WHAT YOU ARE ASKED TO DO: Skip the pictures and extract all of the lines exactly as written.

RECORDS FOR THIS TASK:
--- Start ---

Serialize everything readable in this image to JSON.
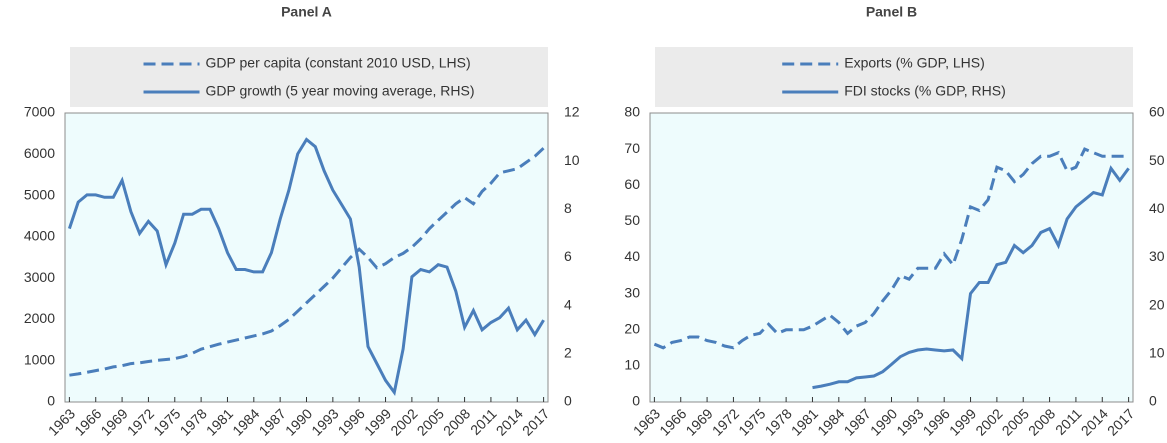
{
  "chart_data": [
    {
      "type": "line",
      "title": "Panel A",
      "x": [
        1963,
        1964,
        1965,
        1966,
        1967,
        1968,
        1969,
        1970,
        1971,
        1972,
        1973,
        1974,
        1975,
        1976,
        1977,
        1978,
        1979,
        1980,
        1981,
        1982,
        1983,
        1984,
        1985,
        1986,
        1987,
        1988,
        1989,
        1990,
        1991,
        1992,
        1993,
        1994,
        1995,
        1996,
        1997,
        1998,
        1999,
        2000,
        2001,
        2002,
        2003,
        2004,
        2005,
        2006,
        2007,
        2008,
        2009,
        2010,
        2011,
        2012,
        2013,
        2014,
        2015,
        2016,
        2017
      ],
      "xlim": [
        1962.5,
        2017.5
      ],
      "xticks": [
        1963,
        1966,
        1969,
        1972,
        1975,
        1978,
        1981,
        1984,
        1987,
        1990,
        1993,
        1996,
        1999,
        2002,
        2005,
        2008,
        2011,
        2014,
        2017
      ],
      "ylim": [
        0,
        7000
      ],
      "yticks": [
        0,
        1000,
        2000,
        3000,
        4000,
        5000,
        6000,
        7000
      ],
      "y2lim": [
        0,
        12
      ],
      "y2ticks": [
        0,
        2,
        4,
        6,
        8,
        10,
        12
      ],
      "plot_background": "#eefcfd",
      "legend_background": "#ebebeb",
      "series": [
        {
          "name": "GDP per capita (constant 2010 USD, LHS)",
          "color": "#4a7ebb",
          "line_style": "dashed",
          "axis": "y",
          "values": [
            650,
            680,
            720,
            760,
            800,
            850,
            880,
            930,
            950,
            980,
            1010,
            1030,
            1050,
            1100,
            1180,
            1280,
            1340,
            1400,
            1450,
            1500,
            1550,
            1600,
            1650,
            1720,
            1850,
            2000,
            2200,
            2400,
            2600,
            2800,
            3000,
            3250,
            3500,
            3700,
            3500,
            3250,
            3350,
            3500,
            3600,
            3750,
            3950,
            4200,
            4400,
            4600,
            4800,
            4950,
            4800,
            5100,
            5300,
            5550,
            5600,
            5650,
            5800,
            5950,
            6150
          ]
        },
        {
          "name": "GDP growth (5 year moving average, RHS)",
          "color": "#4a7ebb",
          "line_style": "solid",
          "axis": "y2",
          "values": [
            7.2,
            8.3,
            8.6,
            8.6,
            8.5,
            8.5,
            9.2,
            7.9,
            7.0,
            7.5,
            7.1,
            5.7,
            6.6,
            7.8,
            7.8,
            8.0,
            8.0,
            7.2,
            6.2,
            5.5,
            5.5,
            5.4,
            5.4,
            6.2,
            7.6,
            8.8,
            10.3,
            10.9,
            10.6,
            9.6,
            8.8,
            8.2,
            7.6,
            5.6,
            2.3,
            1.6,
            0.9,
            0.4,
            2.2,
            5.2,
            5.5,
            5.4,
            5.7,
            5.6,
            4.6,
            3.1,
            3.8,
            3.0,
            3.3,
            3.5,
            3.9,
            3.0,
            3.4,
            2.8,
            3.4
          ]
        }
      ]
    },
    {
      "type": "line",
      "title": "Panel B",
      "x": [
        1963,
        1964,
        1965,
        1966,
        1967,
        1968,
        1969,
        1970,
        1971,
        1972,
        1973,
        1974,
        1975,
        1976,
        1977,
        1978,
        1979,
        1980,
        1981,
        1982,
        1983,
        1984,
        1985,
        1986,
        1987,
        1988,
        1989,
        1990,
        1991,
        1992,
        1993,
        1994,
        1995,
        1996,
        1997,
        1998,
        1999,
        2000,
        2001,
        2002,
        2003,
        2004,
        2005,
        2006,
        2007,
        2008,
        2009,
        2010,
        2011,
        2012,
        2013,
        2014,
        2015,
        2016,
        2017
      ],
      "xlim": [
        1962.5,
        2017.5
      ],
      "xticks": [
        1963,
        1966,
        1969,
        1972,
        1975,
        1978,
        1981,
        1984,
        1987,
        1990,
        1993,
        1996,
        1999,
        2002,
        2005,
        2008,
        2011,
        2014,
        2017
      ],
      "ylim": [
        0,
        80
      ],
      "yticks": [
        0,
        10,
        20,
        30,
        40,
        50,
        60,
        70,
        80
      ],
      "y2lim": [
        0,
        60
      ],
      "y2ticks": [
        0,
        10,
        20,
        30,
        40,
        50,
        60
      ],
      "plot_background": "#eefcfd",
      "legend_background": "#ebebeb",
      "series": [
        {
          "name": "Exports (% GDP, LHS)",
          "color": "#4a7ebb",
          "line_style": "dashed",
          "axis": "y",
          "values": [
            16,
            15,
            16.5,
            17,
            18,
            18,
            17,
            16.5,
            15.5,
            15,
            17,
            18.5,
            19,
            21.5,
            19,
            20,
            20,
            20,
            21,
            22.5,
            24,
            22,
            19,
            21,
            22,
            24.5,
            28,
            31,
            35,
            34,
            37,
            37,
            37,
            41,
            38,
            45,
            54,
            53,
            56,
            65,
            64,
            61,
            63,
            66,
            68,
            68,
            69,
            64,
            65,
            70,
            69,
            68,
            68,
            68,
            68
          ]
        },
        {
          "name": "FDI stocks (% GDP, RHS)",
          "color": "#4a7ebb",
          "line_style": "solid",
          "axis": "y2",
          "values": [
            null,
            null,
            null,
            null,
            null,
            null,
            null,
            null,
            null,
            null,
            null,
            null,
            null,
            null,
            null,
            null,
            null,
            null,
            3,
            3.3,
            3.7,
            4.2,
            4.2,
            5,
            5.2,
            5.4,
            6.3,
            7.8,
            9.4,
            10.3,
            10.8,
            11.0,
            10.8,
            10.6,
            10.8,
            9.0,
            22.5,
            24.8,
            24.8,
            28.5,
            29,
            32.5,
            31,
            32.5,
            35.2,
            36,
            32.5,
            38,
            40.5,
            42,
            43.5,
            43,
            48.5,
            46,
            48.5
          ]
        }
      ]
    }
  ]
}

--- End ---

FULL OUTPUT:
Serialize everything readable in this image to JSON.
{
  "chart_data": [
    {
      "type": "line",
      "title": "Panel A",
      "x": [
        1963,
        1964,
        1965,
        1966,
        1967,
        1968,
        1969,
        1970,
        1971,
        1972,
        1973,
        1974,
        1975,
        1976,
        1977,
        1978,
        1979,
        1980,
        1981,
        1982,
        1983,
        1984,
        1985,
        1986,
        1987,
        1988,
        1989,
        1990,
        1991,
        1992,
        1993,
        1994,
        1995,
        1996,
        1997,
        1998,
        1999,
        2000,
        2001,
        2002,
        2003,
        2004,
        2005,
        2006,
        2007,
        2008,
        2009,
        2010,
        2011,
        2012,
        2013,
        2014,
        2015,
        2016,
        2017
      ],
      "xlim": [
        1962.5,
        2017.5
      ],
      "xticks": [
        1963,
        1966,
        1969,
        1972,
        1975,
        1978,
        1981,
        1984,
        1987,
        1990,
        1993,
        1996,
        1999,
        2002,
        2005,
        2008,
        2011,
        2014,
        2017
      ],
      "ylim": [
        0,
        7000
      ],
      "yticks": [
        0,
        1000,
        2000,
        3000,
        4000,
        5000,
        6000,
        7000
      ],
      "y2lim": [
        0,
        12
      ],
      "y2ticks": [
        0,
        2,
        4,
        6,
        8,
        10,
        12
      ],
      "plot_background": "#eefcfd",
      "legend_background": "#ebebeb",
      "series": [
        {
          "name": "GDP per capita (constant 2010 USD, LHS)",
          "color": "#4a7ebb",
          "line_style": "dashed",
          "axis": "y",
          "values": [
            650,
            680,
            720,
            760,
            800,
            850,
            880,
            930,
            950,
            980,
            1010,
            1030,
            1050,
            1100,
            1180,
            1280,
            1340,
            1400,
            1450,
            1500,
            1550,
            1600,
            1650,
            1720,
            1850,
            2000,
            2200,
            2400,
            2600,
            2800,
            3000,
            3250,
            3500,
            3700,
            3500,
            3250,
            3350,
            3500,
            3600,
            3750,
            3950,
            4200,
            4400,
            4600,
            4800,
            4950,
            4800,
            5100,
            5300,
            5550,
            5600,
            5650,
            5800,
            5950,
            6150
          ]
        },
        {
          "name": "GDP growth (5 year moving average, RHS)",
          "color": "#4a7ebb",
          "line_style": "solid",
          "axis": "y2",
          "values": [
            7.2,
            8.3,
            8.6,
            8.6,
            8.5,
            8.5,
            9.2,
            7.9,
            7.0,
            7.5,
            7.1,
            5.7,
            6.6,
            7.8,
            7.8,
            8.0,
            8.0,
            7.2,
            6.2,
            5.5,
            5.5,
            5.4,
            5.4,
            6.2,
            7.6,
            8.8,
            10.3,
            10.9,
            10.6,
            9.6,
            8.8,
            8.2,
            7.6,
            5.6,
            2.3,
            1.6,
            0.9,
            0.4,
            2.2,
            5.2,
            5.5,
            5.4,
            5.7,
            5.6,
            4.6,
            3.1,
            3.8,
            3.0,
            3.3,
            3.5,
            3.9,
            3.0,
            3.4,
            2.8,
            3.4
          ]
        }
      ]
    },
    {
      "type": "line",
      "title": "Panel B",
      "x": [
        1963,
        1964,
        1965,
        1966,
        1967,
        1968,
        1969,
        1970,
        1971,
        1972,
        1973,
        1974,
        1975,
        1976,
        1977,
        1978,
        1979,
        1980,
        1981,
        1982,
        1983,
        1984,
        1985,
        1986,
        1987,
        1988,
        1989,
        1990,
        1991,
        1992,
        1993,
        1994,
        1995,
        1996,
        1997,
        1998,
        1999,
        2000,
        2001,
        2002,
        2003,
        2004,
        2005,
        2006,
        2007,
        2008,
        2009,
        2010,
        2011,
        2012,
        2013,
        2014,
        2015,
        2016,
        2017
      ],
      "xlim": [
        1962.5,
        2017.5
      ],
      "xticks": [
        1963,
        1966,
        1969,
        1972,
        1975,
        1978,
        1981,
        1984,
        1987,
        1990,
        1993,
        1996,
        1999,
        2002,
        2005,
        2008,
        2011,
        2014,
        2017
      ],
      "ylim": [
        0,
        80
      ],
      "yticks": [
        0,
        10,
        20,
        30,
        40,
        50,
        60,
        70,
        80
      ],
      "y2lim": [
        0,
        60
      ],
      "y2ticks": [
        0,
        10,
        20,
        30,
        40,
        50,
        60
      ],
      "plot_background": "#eefcfd",
      "legend_background": "#ebebeb",
      "series": [
        {
          "name": "Exports (% GDP, LHS)",
          "color": "#4a7ebb",
          "line_style": "dashed",
          "axis": "y",
          "values": [
            16,
            15,
            16.5,
            17,
            18,
            18,
            17,
            16.5,
            15.5,
            15,
            17,
            18.5,
            19,
            21.5,
            19,
            20,
            20,
            20,
            21,
            22.5,
            24,
            22,
            19,
            21,
            22,
            24.5,
            28,
            31,
            35,
            34,
            37,
            37,
            37,
            41,
            38,
            45,
            54,
            53,
            56,
            65,
            64,
            61,
            63,
            66,
            68,
            68,
            69,
            64,
            65,
            70,
            69,
            68,
            68,
            68,
            68
          ]
        },
        {
          "name": "FDI stocks (% GDP, RHS)",
          "color": "#4a7ebb",
          "line_style": "solid",
          "axis": "y2",
          "values": [
            null,
            null,
            null,
            null,
            null,
            null,
            null,
            null,
            null,
            null,
            null,
            null,
            null,
            null,
            null,
            null,
            null,
            null,
            3,
            3.3,
            3.7,
            4.2,
            4.2,
            5,
            5.2,
            5.4,
            6.3,
            7.8,
            9.4,
            10.3,
            10.8,
            11.0,
            10.8,
            10.6,
            10.8,
            9.0,
            22.5,
            24.8,
            24.8,
            28.5,
            29,
            32.5,
            31,
            32.5,
            35.2,
            36,
            32.5,
            38,
            40.5,
            42,
            43.5,
            43,
            48.5,
            46,
            48.5
          ]
        }
      ]
    }
  ]
}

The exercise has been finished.